White House senior adviser Jared Kushner in the 
East Room of the White House in Washington. (photo: Jabin Botsford/AP)
White House senior adviser Jared Kushner in the East Room of the White House in Washington. (photo: Jabin Botsford/AP)


Jared Kushner Reveals Undisclosed Meeting With Russian Ambassador

By Rebecca Ballhaus, The Wall Street Journal

24 July 17

 

ared Kushner, President Donald Trump’s son-in-law and a senior White House adviser, on Monday released details of his contacts with Russian officials and businesspeople in the two years since Mr. Trump launched his presidential campaign, including a previously undisclosed, brief meeting with the Russian ambassador to the U.S. in April 2016.

In the newly disclosed April encounter—shortly before Mr. Trump would become the Republican party’s effective nominee—Mr. Kushner met ambassador Sergei Kislyak at an event at the Mayflower Hotel in Washington, D.C. Mr. Kushner said he was introduced to Mr. Kislyak and three other ambassadors by Dimitri Simes, the publisher of a foreign-policy magazine who was hosting the event, at a reception held directly before it.

A spokesman for Mr. Kushner had previously denied that the two met privately at that event. A separate Kushner spokesman said Monday that the statement doesn’t contradict the previous denial because the two met at a reception, not one-on-one. The meeting with Mr. Kislyak was revealed in an 11-page statement Mr. Kushner prepared for congressional committees probing allegations of Russian involvement in the 2016 presidential campaign. Later Monday, he is set to hold a private interview with the Senate Intelligence Committee, which will mark his first time speaking with congressional investigators.

“I had no improper contacts,” Mr. Kushner wrote in the statement. “I did not collude, nor know of anyone else in the campaign who colluded, with any foreign government.”

###

* [Set task A]
Reproduce the Kushner article between "White House senior adviser Jared Kushner in the East" and "in April 2016.", inclusive.
* [Set task B]
According to the Kushner article, who introduced Mr. Kushner to Mr. Kislyak at the Mayflower Hotel event?
The rows that come next can be left aside.

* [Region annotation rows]

###

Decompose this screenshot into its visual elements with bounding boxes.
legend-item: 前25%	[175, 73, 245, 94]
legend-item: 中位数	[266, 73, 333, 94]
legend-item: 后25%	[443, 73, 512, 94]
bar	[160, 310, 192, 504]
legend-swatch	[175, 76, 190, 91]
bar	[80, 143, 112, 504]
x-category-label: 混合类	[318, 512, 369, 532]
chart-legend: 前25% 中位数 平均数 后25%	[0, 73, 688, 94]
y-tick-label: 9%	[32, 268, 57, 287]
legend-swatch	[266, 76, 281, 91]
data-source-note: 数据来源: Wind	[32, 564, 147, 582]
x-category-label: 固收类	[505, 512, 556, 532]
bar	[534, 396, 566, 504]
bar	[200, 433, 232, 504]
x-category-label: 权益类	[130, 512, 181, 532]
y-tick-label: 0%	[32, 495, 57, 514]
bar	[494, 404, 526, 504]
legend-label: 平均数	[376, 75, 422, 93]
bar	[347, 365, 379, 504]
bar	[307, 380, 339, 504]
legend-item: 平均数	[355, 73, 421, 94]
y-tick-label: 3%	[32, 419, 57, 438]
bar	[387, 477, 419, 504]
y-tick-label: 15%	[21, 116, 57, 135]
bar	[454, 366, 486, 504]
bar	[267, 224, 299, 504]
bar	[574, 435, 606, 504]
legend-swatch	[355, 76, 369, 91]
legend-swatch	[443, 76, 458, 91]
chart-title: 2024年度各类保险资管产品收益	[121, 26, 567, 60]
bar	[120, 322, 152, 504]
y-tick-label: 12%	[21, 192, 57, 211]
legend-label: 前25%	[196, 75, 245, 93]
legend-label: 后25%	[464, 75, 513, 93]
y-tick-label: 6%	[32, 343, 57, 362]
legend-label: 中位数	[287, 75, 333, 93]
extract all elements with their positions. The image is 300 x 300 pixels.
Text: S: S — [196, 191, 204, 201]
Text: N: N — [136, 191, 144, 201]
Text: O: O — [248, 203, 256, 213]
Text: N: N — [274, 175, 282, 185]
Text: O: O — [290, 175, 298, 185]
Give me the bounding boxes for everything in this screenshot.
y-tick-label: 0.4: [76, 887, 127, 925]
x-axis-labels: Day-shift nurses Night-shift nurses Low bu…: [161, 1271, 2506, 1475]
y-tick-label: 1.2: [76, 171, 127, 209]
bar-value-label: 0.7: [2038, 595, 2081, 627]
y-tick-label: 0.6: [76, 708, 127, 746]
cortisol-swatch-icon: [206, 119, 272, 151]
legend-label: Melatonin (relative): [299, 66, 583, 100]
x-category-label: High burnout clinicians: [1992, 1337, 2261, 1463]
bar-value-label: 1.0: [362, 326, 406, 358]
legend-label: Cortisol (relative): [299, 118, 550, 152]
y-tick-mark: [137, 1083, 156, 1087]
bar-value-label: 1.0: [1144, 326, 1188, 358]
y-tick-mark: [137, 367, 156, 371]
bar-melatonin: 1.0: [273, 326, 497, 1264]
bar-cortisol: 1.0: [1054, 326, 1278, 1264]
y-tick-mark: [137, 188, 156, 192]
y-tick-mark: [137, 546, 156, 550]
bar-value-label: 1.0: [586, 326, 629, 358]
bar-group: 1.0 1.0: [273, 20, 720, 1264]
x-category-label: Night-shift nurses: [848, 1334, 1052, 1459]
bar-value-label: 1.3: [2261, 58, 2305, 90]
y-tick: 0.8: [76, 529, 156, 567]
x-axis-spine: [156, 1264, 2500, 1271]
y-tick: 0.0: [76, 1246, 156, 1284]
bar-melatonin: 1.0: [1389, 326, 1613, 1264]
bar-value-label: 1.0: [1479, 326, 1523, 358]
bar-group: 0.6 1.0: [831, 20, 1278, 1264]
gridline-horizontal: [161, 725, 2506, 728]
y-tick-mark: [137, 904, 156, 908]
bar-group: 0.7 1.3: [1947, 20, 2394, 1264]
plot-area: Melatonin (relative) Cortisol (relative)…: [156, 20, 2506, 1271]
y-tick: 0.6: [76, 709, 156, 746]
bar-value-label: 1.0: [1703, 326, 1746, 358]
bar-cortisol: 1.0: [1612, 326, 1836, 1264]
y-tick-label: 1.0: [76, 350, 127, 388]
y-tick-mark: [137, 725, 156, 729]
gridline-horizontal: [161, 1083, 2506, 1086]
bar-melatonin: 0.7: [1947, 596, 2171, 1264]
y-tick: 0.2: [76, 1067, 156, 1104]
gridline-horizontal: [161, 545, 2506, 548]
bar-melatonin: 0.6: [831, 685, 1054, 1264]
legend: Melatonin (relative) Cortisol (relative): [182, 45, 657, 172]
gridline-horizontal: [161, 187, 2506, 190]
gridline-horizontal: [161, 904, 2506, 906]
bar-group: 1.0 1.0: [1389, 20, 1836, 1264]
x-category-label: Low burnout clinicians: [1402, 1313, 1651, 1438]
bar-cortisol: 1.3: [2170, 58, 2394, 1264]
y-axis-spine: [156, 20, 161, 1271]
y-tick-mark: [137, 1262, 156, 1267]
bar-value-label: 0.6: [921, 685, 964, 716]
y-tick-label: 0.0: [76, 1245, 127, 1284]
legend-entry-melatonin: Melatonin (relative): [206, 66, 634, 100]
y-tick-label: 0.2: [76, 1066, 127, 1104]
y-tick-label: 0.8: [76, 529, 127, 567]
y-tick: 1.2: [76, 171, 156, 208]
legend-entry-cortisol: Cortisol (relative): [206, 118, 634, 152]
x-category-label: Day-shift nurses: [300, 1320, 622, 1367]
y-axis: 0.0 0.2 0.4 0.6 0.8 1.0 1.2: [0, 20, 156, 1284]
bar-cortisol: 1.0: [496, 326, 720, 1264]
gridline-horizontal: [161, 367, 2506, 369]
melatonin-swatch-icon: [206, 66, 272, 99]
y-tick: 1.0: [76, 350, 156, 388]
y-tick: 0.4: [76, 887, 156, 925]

###

* [Solution A]
White House senior adviser Jared Kushner in the East Room of the White House in Washington. (photo: Jabin Botsford/AP)


Jared Kushner Reveals Undisclosed Meeting With Russian Ambassador

By Rebecca Ballhaus, The Wall Street Journal

24 July 17

 

ared Kushner, President Donald Trump’s son-in-law and a senior White House adviser, on Monday released details of his contacts with Russian officials and businesspeople in the two years since Mr. Trump launched his presidential campaign, including a previously undisclosed, brief meeting with the Russian ambassador to the U.S. in April 2016.

* [Solution B]
Dimitri Simes, the publisher of a foreign-policy magazine who was hosting the event.